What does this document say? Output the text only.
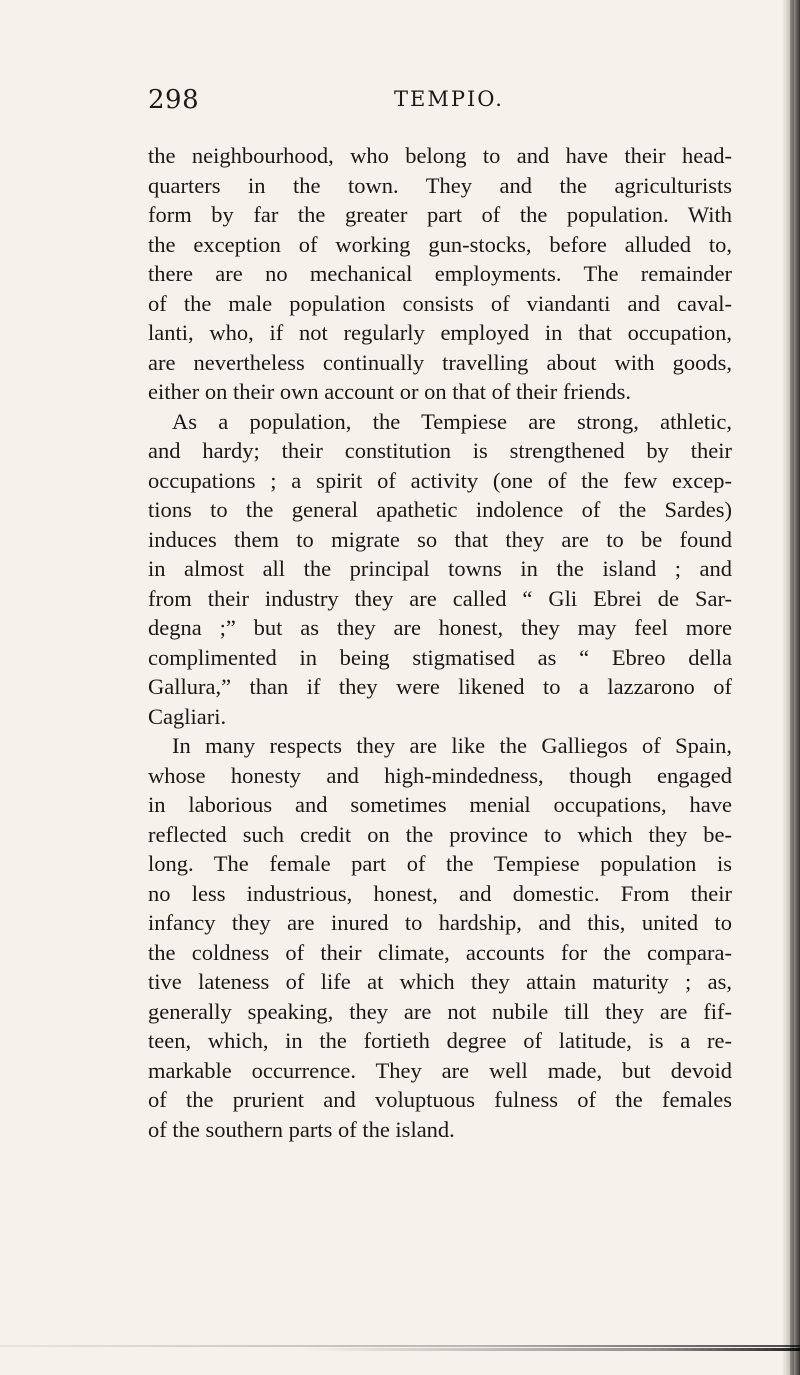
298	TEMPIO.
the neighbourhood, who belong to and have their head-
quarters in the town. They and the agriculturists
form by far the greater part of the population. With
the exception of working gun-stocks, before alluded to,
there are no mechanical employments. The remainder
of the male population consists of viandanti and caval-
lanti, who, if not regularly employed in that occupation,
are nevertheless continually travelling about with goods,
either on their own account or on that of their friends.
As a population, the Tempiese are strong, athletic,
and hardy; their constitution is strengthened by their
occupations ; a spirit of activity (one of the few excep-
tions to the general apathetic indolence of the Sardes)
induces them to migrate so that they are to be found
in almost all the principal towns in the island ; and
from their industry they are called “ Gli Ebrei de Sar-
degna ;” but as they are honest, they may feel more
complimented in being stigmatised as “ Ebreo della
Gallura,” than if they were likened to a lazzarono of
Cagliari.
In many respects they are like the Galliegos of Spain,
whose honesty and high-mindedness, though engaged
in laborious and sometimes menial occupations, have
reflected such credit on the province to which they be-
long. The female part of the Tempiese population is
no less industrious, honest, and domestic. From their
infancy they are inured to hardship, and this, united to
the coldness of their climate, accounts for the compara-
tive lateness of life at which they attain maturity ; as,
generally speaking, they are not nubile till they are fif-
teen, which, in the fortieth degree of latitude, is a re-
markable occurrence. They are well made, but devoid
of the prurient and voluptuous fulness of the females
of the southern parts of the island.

###

Each line above that holds the string "occupations" should be copied and shown.

Finished task:
occupations ; a spirit of activity (one of the few excep-
in laborious and sometimes menial occupations, have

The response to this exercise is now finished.